Decide whether each statement agrees with the post on the chain letter virus, answering yes or no and quoting the words that settle it. 1. The virus keeps a record of the last few hosts it has passed through. 2. Monkfish says animals could easily have spread such a virus on their own. 3. The author of the idea thinks the shutdown signal would be impossibly hard to make.

Text provided:
# # # # # # #
Science: Health: Disease
chain letter virus   (0)  [vote for, against]
disease with a "referral bonus"

It was once thought that certain diseases (such as syphilis) could be cured by passing the disease on to someone else. This is wrong, of course, but what if it were true?

How:

The disease would be a virus that operates much like a chain letter or pyramid scheme. The virus' DNA would contain a few "slots" where it would record the genetic identity of the last few hosts it had been through (by extracting enough "junk DNA" to identify an individual). When the virus encounters a new host it has never seen before, it adds it to the list. When the virus encounters a new host that it *has* seen before, it goes into a special "shutdown" mode where it signals any other local copies of the virus to cease replication (but probably remain latent).

So, in order to activate the "shutdown", you have to infect someone else, and then have them re-infect you to collect your "referral" bonus. (Or maybe you have to do this with 2 people, to ensure exponential dissemination.)

(Additional mechanism is needed to make sure that the new individual wasn't already infected, etc.)

Why:

From the disease's "point of view", evolutionarily speaking, the advantages are obvious; the disease is enlisting the full consciously applied resources of its host to spread itself! Imagine the public health issue this would raise as the infected are actively seeking to break quarantine to infect others. ([Monkfish], at the right, offers several reasons why such a virus might not have evolved naturally despite the advantages.)

From our point of view, of course, this would be a disaster. Engineering such a disease might be a good "evil freedom foundation" idea.

Might make a good science fiction story.
-- egnor, Jan 01 2003

There are some reasons apart from complexity why this would never have evolved on its own. The requirement that its hosts understand how it operates rules out animals (the source of many popular human viruses) and humans themselves down until very recently -- widespread knowledge and acceptance of the principle of infection itself is very recent, and this is more complicated yet.

The "shutdown" part may have some problems. Effectively, reinfection is with a new strain of the virus. The new strain might recognize the host and shut itself down, but it also needs to deactivate the original strain. There may be a mechanism that would make this possible, but it seems like a lot to ask of a virus.

A possibly more important problem is that evolution would favour strains of the virus that cheated by refusing to go down when when the host fulfilled its end of the bargain. I'm not certain of the logic here, but the scheme might quickly collapse, leaving you with a conventional virus.
-- Monkfish, Jan 01 2003


You make good points.

It's true that this presupposes a degree of intelligence on the part of the hosts, though I think even before the acceptance of the germ theory of disease it would have had some success.

It's also true that the "shutdown" requires a signalling process of some sort, which is not only complex but subject to spoofing; if I were a human researcher fighting this disease I'd focus there first to see if I couldn't fake the signal. I don't think the signal itself is impossibly difficult, however. A relatively straightforward signal would be to start injecting marker DNA into host cells that rather than producing new viruses (and killing the host) instead acts as a block against new viral infection. Eventually the targeted host cells will all be marked or dead, and the host itself will be cured (or dead, but that's the risk you take).
# # # # # # #
Dataset extract:
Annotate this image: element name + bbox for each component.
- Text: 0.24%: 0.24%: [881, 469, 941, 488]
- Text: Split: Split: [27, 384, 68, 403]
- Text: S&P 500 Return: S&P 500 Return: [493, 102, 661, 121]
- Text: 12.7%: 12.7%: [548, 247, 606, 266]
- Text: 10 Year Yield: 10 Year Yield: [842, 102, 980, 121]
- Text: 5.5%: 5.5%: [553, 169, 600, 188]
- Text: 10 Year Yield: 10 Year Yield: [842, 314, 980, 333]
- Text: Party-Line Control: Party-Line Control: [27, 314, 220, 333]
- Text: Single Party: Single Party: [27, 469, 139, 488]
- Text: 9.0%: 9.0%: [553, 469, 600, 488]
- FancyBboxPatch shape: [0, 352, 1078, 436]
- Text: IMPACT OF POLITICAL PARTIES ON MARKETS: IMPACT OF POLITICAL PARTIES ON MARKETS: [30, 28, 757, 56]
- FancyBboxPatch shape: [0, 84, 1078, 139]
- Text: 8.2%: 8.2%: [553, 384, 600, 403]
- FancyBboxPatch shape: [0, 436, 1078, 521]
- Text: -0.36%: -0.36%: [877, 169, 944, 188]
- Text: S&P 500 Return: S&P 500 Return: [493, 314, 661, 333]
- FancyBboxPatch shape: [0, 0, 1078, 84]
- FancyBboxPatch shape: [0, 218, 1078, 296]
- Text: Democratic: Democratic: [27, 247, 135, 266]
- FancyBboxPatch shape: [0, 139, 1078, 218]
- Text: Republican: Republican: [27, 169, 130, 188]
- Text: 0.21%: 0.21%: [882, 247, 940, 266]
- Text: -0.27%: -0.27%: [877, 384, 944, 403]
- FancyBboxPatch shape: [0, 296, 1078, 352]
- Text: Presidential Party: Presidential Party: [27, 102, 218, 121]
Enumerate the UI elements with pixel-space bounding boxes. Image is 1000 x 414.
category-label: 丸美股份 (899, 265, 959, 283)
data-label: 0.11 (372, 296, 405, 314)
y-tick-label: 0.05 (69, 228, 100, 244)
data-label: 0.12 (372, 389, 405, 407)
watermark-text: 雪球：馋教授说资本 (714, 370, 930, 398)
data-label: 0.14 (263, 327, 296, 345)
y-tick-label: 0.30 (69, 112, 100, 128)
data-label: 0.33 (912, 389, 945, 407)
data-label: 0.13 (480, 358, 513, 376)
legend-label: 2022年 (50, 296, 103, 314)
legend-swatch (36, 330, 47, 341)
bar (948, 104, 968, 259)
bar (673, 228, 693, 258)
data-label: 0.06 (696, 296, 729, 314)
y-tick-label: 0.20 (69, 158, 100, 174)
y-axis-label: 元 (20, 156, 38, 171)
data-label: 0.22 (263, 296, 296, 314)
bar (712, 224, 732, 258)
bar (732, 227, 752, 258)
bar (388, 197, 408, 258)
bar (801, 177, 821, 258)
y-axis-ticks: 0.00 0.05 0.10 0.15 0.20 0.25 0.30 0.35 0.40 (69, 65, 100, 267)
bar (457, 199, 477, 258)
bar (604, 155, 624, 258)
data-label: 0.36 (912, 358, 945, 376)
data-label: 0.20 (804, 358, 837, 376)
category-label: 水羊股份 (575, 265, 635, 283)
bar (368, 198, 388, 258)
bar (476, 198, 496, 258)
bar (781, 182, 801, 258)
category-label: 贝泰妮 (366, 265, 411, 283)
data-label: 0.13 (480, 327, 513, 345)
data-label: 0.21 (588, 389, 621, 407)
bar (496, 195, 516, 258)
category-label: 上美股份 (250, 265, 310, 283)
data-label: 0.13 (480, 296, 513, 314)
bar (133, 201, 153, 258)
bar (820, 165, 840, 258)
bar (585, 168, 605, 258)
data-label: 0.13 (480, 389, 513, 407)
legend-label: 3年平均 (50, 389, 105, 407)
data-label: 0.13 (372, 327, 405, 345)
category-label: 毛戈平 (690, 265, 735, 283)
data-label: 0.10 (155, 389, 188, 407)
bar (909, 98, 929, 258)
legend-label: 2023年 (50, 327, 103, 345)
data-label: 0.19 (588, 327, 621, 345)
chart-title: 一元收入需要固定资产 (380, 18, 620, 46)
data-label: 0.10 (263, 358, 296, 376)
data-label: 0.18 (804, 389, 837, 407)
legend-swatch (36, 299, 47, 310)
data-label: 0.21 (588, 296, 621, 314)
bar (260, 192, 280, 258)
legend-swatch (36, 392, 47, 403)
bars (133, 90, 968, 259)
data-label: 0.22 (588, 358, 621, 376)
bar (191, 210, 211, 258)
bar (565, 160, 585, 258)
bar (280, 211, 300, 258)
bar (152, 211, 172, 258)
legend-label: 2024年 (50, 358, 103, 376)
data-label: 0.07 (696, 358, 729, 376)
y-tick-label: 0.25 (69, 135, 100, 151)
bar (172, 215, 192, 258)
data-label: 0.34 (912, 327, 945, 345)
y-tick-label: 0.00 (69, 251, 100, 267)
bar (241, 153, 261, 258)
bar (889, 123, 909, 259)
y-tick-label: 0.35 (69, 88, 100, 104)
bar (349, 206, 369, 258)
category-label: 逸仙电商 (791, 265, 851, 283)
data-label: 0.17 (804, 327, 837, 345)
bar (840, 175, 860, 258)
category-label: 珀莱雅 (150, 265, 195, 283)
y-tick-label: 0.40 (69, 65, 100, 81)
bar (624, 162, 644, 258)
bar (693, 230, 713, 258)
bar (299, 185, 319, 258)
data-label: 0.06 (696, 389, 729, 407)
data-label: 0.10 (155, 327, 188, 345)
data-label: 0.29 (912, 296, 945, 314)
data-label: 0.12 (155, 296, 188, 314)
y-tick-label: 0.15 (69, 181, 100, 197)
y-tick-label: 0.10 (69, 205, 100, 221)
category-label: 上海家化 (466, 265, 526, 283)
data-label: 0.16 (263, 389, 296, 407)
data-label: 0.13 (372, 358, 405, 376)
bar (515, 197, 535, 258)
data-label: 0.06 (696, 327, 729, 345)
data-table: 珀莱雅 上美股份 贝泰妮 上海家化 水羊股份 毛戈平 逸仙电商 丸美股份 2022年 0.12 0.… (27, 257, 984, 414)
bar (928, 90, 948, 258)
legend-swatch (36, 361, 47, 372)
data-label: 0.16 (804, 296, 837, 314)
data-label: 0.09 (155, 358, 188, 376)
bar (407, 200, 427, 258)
# # # # # # #
Answer below:
1. Yes: "record the genetic identity of the last few hosts it had been through"
2. No: "The requirement that its hosts understand how it operates rules out animals"
3. No: "I don't think the signal itself is impossibly difficult"